(Dataset rows about figures)

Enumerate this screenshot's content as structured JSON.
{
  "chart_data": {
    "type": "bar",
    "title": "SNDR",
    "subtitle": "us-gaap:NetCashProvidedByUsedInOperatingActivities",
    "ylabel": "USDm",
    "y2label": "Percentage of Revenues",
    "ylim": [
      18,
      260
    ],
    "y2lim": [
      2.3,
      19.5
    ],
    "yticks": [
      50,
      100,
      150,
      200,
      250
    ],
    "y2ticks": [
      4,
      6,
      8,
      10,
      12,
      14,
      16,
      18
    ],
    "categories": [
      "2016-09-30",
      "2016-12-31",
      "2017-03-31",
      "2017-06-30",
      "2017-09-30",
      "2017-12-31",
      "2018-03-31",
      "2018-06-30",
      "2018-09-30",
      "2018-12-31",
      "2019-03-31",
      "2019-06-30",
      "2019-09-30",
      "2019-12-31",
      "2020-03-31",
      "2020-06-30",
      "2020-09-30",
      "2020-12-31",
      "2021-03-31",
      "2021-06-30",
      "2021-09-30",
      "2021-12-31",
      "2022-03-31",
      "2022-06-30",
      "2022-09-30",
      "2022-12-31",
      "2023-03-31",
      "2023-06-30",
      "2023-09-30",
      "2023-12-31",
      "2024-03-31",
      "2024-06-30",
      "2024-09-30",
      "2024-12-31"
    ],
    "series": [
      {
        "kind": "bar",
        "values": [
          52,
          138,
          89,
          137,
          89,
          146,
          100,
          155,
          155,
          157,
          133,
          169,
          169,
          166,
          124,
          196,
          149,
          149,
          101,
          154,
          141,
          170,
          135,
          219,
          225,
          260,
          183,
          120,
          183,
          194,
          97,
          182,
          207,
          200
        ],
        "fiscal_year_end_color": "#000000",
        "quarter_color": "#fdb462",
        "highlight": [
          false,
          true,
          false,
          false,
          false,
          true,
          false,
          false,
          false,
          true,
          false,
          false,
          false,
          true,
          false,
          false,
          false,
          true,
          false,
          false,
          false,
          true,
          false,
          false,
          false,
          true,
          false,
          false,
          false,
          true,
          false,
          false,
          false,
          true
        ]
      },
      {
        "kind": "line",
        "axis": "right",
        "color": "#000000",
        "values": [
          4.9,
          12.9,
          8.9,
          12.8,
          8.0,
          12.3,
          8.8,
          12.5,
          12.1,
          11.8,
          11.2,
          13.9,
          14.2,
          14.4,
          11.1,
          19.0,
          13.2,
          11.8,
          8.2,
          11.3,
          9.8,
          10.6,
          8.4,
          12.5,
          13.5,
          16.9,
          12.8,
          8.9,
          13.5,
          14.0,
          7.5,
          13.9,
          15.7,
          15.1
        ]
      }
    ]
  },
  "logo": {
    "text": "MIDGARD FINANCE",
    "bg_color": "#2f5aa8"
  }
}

--

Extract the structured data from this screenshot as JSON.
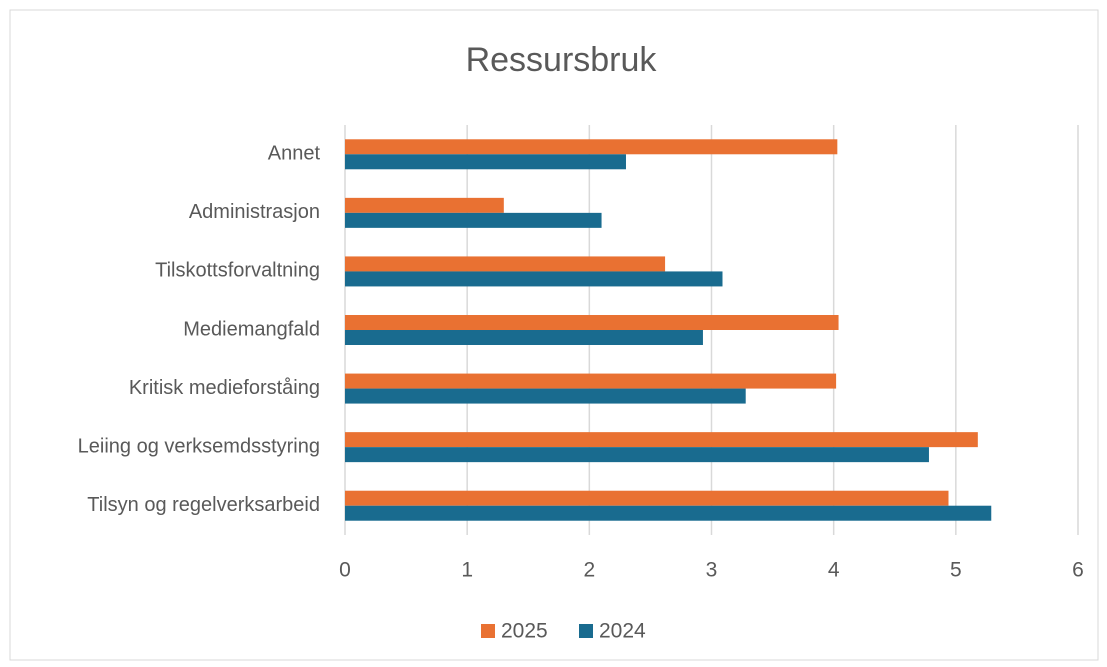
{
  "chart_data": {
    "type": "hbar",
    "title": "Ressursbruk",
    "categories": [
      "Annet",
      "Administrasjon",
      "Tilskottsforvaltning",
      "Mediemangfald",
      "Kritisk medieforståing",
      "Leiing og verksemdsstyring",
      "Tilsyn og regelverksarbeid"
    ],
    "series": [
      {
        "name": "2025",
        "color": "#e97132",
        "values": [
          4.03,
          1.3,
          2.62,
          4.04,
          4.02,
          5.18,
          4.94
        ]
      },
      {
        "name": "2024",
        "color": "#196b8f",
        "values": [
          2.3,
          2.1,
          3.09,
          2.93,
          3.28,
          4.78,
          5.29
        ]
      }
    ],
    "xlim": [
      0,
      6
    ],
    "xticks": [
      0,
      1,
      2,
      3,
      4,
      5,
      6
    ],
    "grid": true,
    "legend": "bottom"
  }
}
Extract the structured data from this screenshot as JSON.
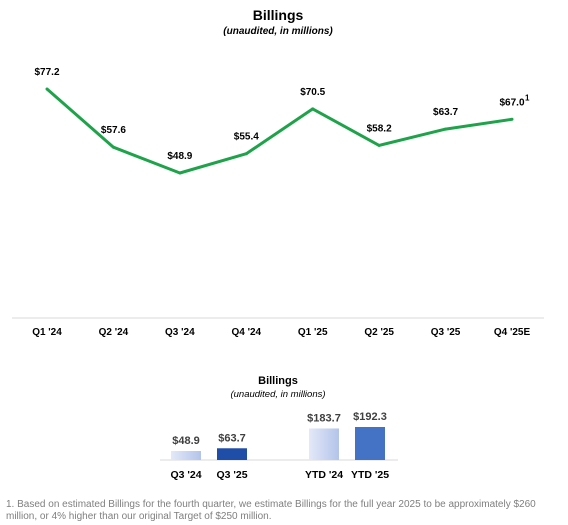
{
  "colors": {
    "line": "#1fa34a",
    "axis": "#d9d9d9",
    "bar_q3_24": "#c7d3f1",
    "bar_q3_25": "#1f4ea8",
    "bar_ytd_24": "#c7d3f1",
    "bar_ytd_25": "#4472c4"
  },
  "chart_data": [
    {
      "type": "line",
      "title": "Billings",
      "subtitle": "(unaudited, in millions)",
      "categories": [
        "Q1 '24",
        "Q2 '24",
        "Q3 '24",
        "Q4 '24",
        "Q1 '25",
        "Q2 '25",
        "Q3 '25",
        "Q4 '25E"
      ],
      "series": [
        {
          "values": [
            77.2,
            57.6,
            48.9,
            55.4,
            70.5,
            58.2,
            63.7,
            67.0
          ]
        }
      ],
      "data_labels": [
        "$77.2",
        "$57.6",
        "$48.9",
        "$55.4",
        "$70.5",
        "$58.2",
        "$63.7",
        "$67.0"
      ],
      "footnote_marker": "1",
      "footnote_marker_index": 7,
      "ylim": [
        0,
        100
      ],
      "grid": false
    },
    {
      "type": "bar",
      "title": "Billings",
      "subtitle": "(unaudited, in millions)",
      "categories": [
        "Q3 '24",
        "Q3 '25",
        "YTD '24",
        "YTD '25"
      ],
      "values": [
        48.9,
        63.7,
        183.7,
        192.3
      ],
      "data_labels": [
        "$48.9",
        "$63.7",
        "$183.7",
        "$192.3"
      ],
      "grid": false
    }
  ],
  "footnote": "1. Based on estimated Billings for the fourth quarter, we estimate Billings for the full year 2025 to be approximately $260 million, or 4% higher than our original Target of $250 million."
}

# Direction:
Sift the material for lines with the string "type". Copy each one found.

# Task answer:
    "type": "bar",
    "type": "hbar",
      "type": "line",
      "type": "bar",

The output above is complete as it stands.